___ Material shown

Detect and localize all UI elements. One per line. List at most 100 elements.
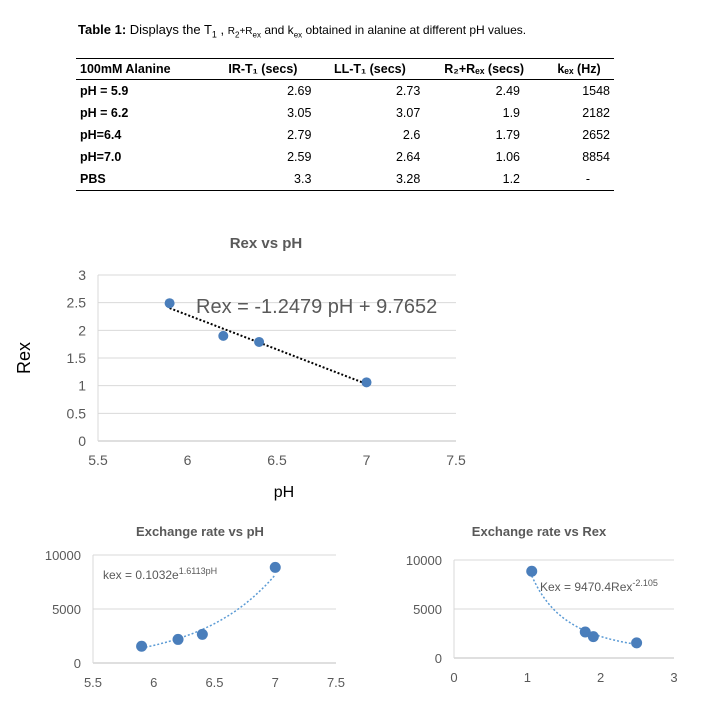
- table-cell: 3.07: [395, 106, 421, 120]
- equation-base: kex = 0.1032e: [103, 568, 179, 582]
- table-cell: 1.9: [502, 106, 521, 120]
- caption-small-a-sub: 2: [235, 30, 240, 40]
- trendline-equation: Rex = -1.2479 pH + 9.7652: [196, 296, 437, 318]
- table-cell: 2.49: [495, 84, 521, 98]
- x-axis-label: pH: [274, 484, 294, 501]
- y-tick-label: 2: [78, 322, 86, 338]
- data-point: [361, 377, 372, 388]
- table-cell: -: [544, 168, 614, 191]
- x-tick-label: 7: [363, 452, 371, 468]
- table-row: pH=6.4 2.79 2.6 1.79 2652: [76, 124, 614, 146]
- caption-small-b-sub: ex: [252, 30, 261, 40]
- x-tick-label: 7.5: [446, 452, 466, 468]
- data-point: [136, 640, 148, 652]
- table-cell: 2652: [582, 128, 610, 142]
- x-tick-label: 6: [184, 452, 192, 468]
- trendline: [169, 307, 367, 385]
- table-cell: 2.64: [395, 150, 421, 164]
- table-header-row: 100mM Alanine IR-T₁ (secs) LL-T₁ (secs) …: [76, 58, 614, 80]
- trendline-equation: Kex = 9470.4Rex-2.105: [540, 578, 658, 594]
- equation-base: Kex = 9470.4Rex: [540, 580, 632, 594]
- table-cell: 3.3: [210, 168, 316, 191]
- table-cell: 1.06: [495, 150, 521, 164]
- data-point: [269, 561, 281, 573]
- table-cell: 8854: [582, 150, 610, 164]
- table-row: PBS 3.3 3.28 1.2 -: [76, 168, 614, 191]
- table-cell: pH = 5.9: [80, 84, 129, 98]
- table-cell: 2.79: [287, 128, 312, 142]
- trendline-equation: kex = 0.1032e1.6113pH: [103, 566, 217, 582]
- table-cell: 2.59: [287, 150, 312, 164]
- caption-text-a: Displays the T: [126, 22, 212, 37]
- equation-exponent: 1.6113pH: [179, 566, 217, 576]
- col-header: 100mM Alanine: [76, 58, 211, 80]
- table-cell: 2182: [582, 106, 610, 120]
- table-row: pH=7.0 2.59 2.64 1.06 8854: [76, 146, 614, 168]
- x-tick-label: 7.5: [327, 675, 345, 690]
- col-header: LL-T₁ (secs): [315, 58, 425, 80]
- table-cell: 1.79: [495, 128, 521, 142]
- caption-text-c-sub: ex: [293, 30, 303, 40]
- x-tick-label: 3: [670, 670, 677, 685]
- y-tick-label: 5000: [413, 602, 442, 617]
- x-tick-label: 0: [450, 670, 457, 685]
- table-row: pH = 5.9 2.69 2.73 2.49 1548: [76, 80, 614, 103]
- col-header: IR-T₁ (secs): [210, 58, 316, 80]
- x-tick-label: 6.5: [267, 452, 287, 468]
- table-cell: 1548: [582, 84, 610, 98]
- y-tick-label: 3: [78, 267, 86, 283]
- col-header: kₑₓ (Hz): [544, 58, 614, 80]
- data-point: [218, 330, 229, 341]
- x-tick-label: 2: [597, 670, 604, 685]
- table-cell: 3.28: [315, 168, 425, 191]
- caption-text-d: obtained in alanine at different pH valu…: [302, 23, 527, 37]
- table-cell: 1.2: [424, 168, 545, 191]
- y-tick-label: 10000: [406, 553, 442, 568]
- caption-text-c: and k: [260, 23, 294, 37]
- x-tick-label: 7: [272, 675, 279, 690]
- x-tick-label: 5.5: [84, 675, 102, 690]
- y-tick-label: 0: [74, 656, 81, 671]
- caption-label: Table 1:: [78, 22, 127, 37]
- data-point: [526, 565, 538, 577]
- y-tick-label: 0: [435, 651, 442, 666]
- results-table: 100mM Alanine IR-T₁ (secs) LL-T₁ (secs) …: [76, 58, 614, 191]
- chart-title: Rex vs pH: [230, 235, 303, 252]
- table-cell: 2.69: [287, 84, 312, 98]
- data-point: [196, 628, 208, 640]
- chart-title: Exchange rate vs Rex: [472, 524, 607, 539]
- y-tick-label: 0.5: [67, 405, 87, 421]
- y-tick-label: 5000: [52, 602, 81, 617]
- table-caption: Table 1: Displays the T1 , R2+Rex and ke…: [78, 22, 526, 40]
- chart-title: Exchange rate vs pH: [136, 524, 264, 539]
- y-axis-label: Rex: [14, 342, 34, 374]
- table-cell: pH=6.4: [80, 128, 122, 142]
- trendline: [141, 574, 276, 649]
- table-cell: 3.05: [287, 106, 312, 120]
- caption-sub-1: 1: [211, 29, 217, 40]
- table-cell: 2.73: [395, 84, 421, 98]
- table-cell: pH = 6.2: [80, 106, 129, 120]
- data-point: [631, 637, 643, 649]
- table-cell: PBS: [76, 168, 211, 191]
- caption-text-b: ,: [216, 22, 228, 37]
- table-cell: 2.6: [402, 128, 421, 142]
- table-row: pH = 6.2 3.05 3.07 1.9 2182: [76, 102, 614, 124]
- data-point: [254, 336, 265, 347]
- data-point: [164, 298, 175, 309]
- equation-exponent: -2.105: [632, 578, 658, 588]
- y-tick-label: 2.5: [67, 295, 87, 311]
- table-cell: pH=7.0: [80, 150, 122, 164]
- exchange-rate-vs-rex-chart: Exchange rate vs Rex 0 5000 10000 0 1 2 3 Kex = …: [406, 524, 678, 685]
- data-point: [587, 631, 599, 643]
- caption-small-a: R: [227, 26, 236, 37]
- exchange-rate-vs-ph-chart: Exchange rate vs pH 0 5000 10000 5.5 6 6.5 7 7.5…: [45, 524, 345, 690]
- x-tick-label: 1: [524, 670, 531, 685]
- x-tick-label: 6.5: [205, 675, 223, 690]
- rex-vs-ph-chart: Rex vs pH 0 0.5 1 1.5 2 2.5 3 5.5 6 6.5 7 7.5 pH Rex Re…: [14, 235, 466, 501]
- data-point: [579, 626, 591, 638]
- col-header: R₂+Rₑₓ (secs): [424, 58, 545, 80]
- caption-small-b: +R: [239, 26, 253, 37]
- y-tick-label: 0: [78, 433, 86, 449]
- data-point: [172, 633, 184, 645]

______

# Exercise task
Reproduce every line of the material above word for word, leaving out the pictures.

# Exercise solution
Detect and localize all UI elements. One per line. List at most 100 elements.
- table-cell: 3.07: [395, 106, 421, 120]
- equation-base: kex = 0.1032e: [103, 568, 179, 582]
- table-cell: 1.9: [502, 106, 521, 120]
- caption-small-a-sub: 2: [235, 30, 240, 40]
- trendline-equation: Rex = -1.2479 pH + 9.7652: [196, 296, 437, 318]
- table-cell: 2.49: [495, 84, 521, 98]
- x-axis-label: pH: [274, 484, 294, 501]
- y-tick-label: 2: [78, 322, 86, 338]
- data-point: [361, 377, 372, 388]
- table-cell: -: [544, 168, 614, 191]
- x-tick-label: 7: [363, 452, 371, 468]
- table-row: pH=6.4 2.79 2.6 1.79 2652: [76, 124, 614, 146]
- caption-small-b-sub: ex: [252, 30, 261, 40]
- x-tick-label: 7.5: [446, 452, 466, 468]
- data-point: [136, 640, 148, 652]
- table-cell: 2652: [582, 128, 610, 142]
- x-tick-label: 6: [184, 452, 192, 468]
- trendline: [169, 307, 367, 385]
- table-cell: 2.64: [395, 150, 421, 164]
- table-header-row: 100mM Alanine IR-T₁ (secs) LL-T₁ (secs) …: [76, 58, 614, 80]
- trendline-equation: Kex = 9470.4Rex-2.105: [540, 578, 658, 594]
- equation-base: Kex = 9470.4Rex: [540, 580, 632, 594]
- table-cell: 3.3: [210, 168, 316, 191]
- table-cell: 1.06: [495, 150, 521, 164]
- data-point: [269, 561, 281, 573]
- table-cell: 8854: [582, 150, 610, 164]
- table-row: PBS 3.3 3.28 1.2 -: [76, 168, 614, 191]
- table-cell: pH = 5.9: [80, 84, 129, 98]
- table-cell: 2.79: [287, 128, 312, 142]
- trendline-equation: kex = 0.1032e1.6113pH: [103, 566, 217, 582]
- table-cell: 2.59: [287, 150, 312, 164]
- caption-text-a: Displays the T: [126, 22, 212, 37]
- equation-exponent: 1.6113pH: [179, 566, 217, 576]
- col-header: 100mM Alanine: [76, 58, 211, 80]
- table-cell: 2182: [582, 106, 610, 120]
- table-row: pH=7.0 2.59 2.64 1.06 8854: [76, 146, 614, 168]
- x-tick-label: 7.5: [327, 675, 345, 690]
- col-header: LL-T₁ (secs): [315, 58, 425, 80]
- table-cell: 1.79: [495, 128, 521, 142]
- caption-text-c-sub: ex: [293, 30, 303, 40]
- x-tick-label: 3: [670, 670, 677, 685]
- y-tick-label: 5000: [413, 602, 442, 617]
- x-tick-label: 0: [450, 670, 457, 685]
- table-row: pH = 5.9 2.69 2.73 2.49 1548: [76, 80, 614, 103]
- col-header: IR-T₁ (secs): [210, 58, 316, 80]
- x-tick-label: 6.5: [267, 452, 287, 468]
- table-cell: 1548: [582, 84, 610, 98]
- y-tick-label: 3: [78, 267, 86, 283]
- col-header: kₑₓ (Hz): [544, 58, 614, 80]
- data-point: [218, 330, 229, 341]
- x-tick-label: 2: [597, 670, 604, 685]
- table-cell: 3.28: [315, 168, 425, 191]
- caption-text-d: obtained in alanine at different pH valu…: [302, 23, 527, 37]
- table-cell: 1.2: [424, 168, 545, 191]
- y-tick-label: 10000: [406, 553, 442, 568]
- caption-text-c: and k: [260, 23, 294, 37]
- x-tick-label: 7: [272, 675, 279, 690]
- x-tick-label: 5.5: [84, 675, 102, 690]
- y-tick-label: 0: [74, 656, 81, 671]
- caption-label: Table 1:: [78, 22, 127, 37]
- data-point: [526, 565, 538, 577]
- y-tick-label: 0: [435, 651, 442, 666]
- results-table: 100mM Alanine IR-T₁ (secs) LL-T₁ (secs) …: [76, 58, 614, 191]
- chart-title: Rex vs pH: [230, 235, 303, 252]
- table-cell: 2.69: [287, 84, 312, 98]
- data-point: [196, 628, 208, 640]
- chart-title: Exchange rate vs Rex: [472, 524, 607, 539]
- y-tick-label: 0.5: [67, 405, 87, 421]
- y-tick-label: 5000: [52, 602, 81, 617]
- table-caption: Table 1: Displays the T1 , R2+Rex and ke…: [78, 22, 526, 40]
- chart-title: Exchange rate vs pH: [136, 524, 264, 539]
- y-axis-label: Rex: [14, 342, 34, 374]
- table-cell: pH=6.4: [80, 128, 122, 142]
- trendline: [141, 574, 276, 649]
- table-cell: 3.05: [287, 106, 312, 120]
- caption-sub-1: 1: [211, 29, 217, 40]
- table-cell: 2.73: [395, 84, 421, 98]
- table-cell: pH = 6.2: [80, 106, 129, 120]
- data-point: [631, 637, 643, 649]
- table-cell: PBS: [76, 168, 211, 191]
- caption-text-b: ,: [216, 22, 228, 37]
- table-cell: 2.6: [402, 128, 421, 142]
- table-row: pH = 6.2 3.05 3.07 1.9 2182: [76, 102, 614, 124]
- data-point: [254, 336, 265, 347]
- data-point: [164, 298, 175, 309]
- equation-exponent: -2.105: [632, 578, 658, 588]
- y-tick-label: 2.5: [67, 295, 87, 311]
- table-cell: pH=7.0: [80, 150, 122, 164]
- exchange-rate-vs-rex-chart: Exchange rate vs Rex 0 5000 10000 0 1 2 3 Kex = …: [406, 524, 678, 685]
- data-point: [587, 631, 599, 643]
- caption-small-a: R: [227, 26, 236, 37]
- exchange-rate-vs-ph-chart: Exchange rate vs pH 0 5000 10000 5.5 6 6.5 7 7.5…: [45, 524, 345, 690]
- x-tick-label: 1: [524, 670, 531, 685]
- x-tick-label: 6.5: [205, 675, 223, 690]
- rex-vs-ph-chart: Rex vs pH 0 0.5 1 1.5 2 2.5 3 5.5 6 6.5 7 7.5 pH Rex Re…: [14, 235, 466, 501]
- data-point: [579, 626, 591, 638]
- col-header: R₂+Rₑₓ (secs): [424, 58, 545, 80]
- caption-small-b: +R: [239, 26, 253, 37]
- y-tick-label: 0: [78, 433, 86, 449]
- data-point: [172, 633, 184, 645]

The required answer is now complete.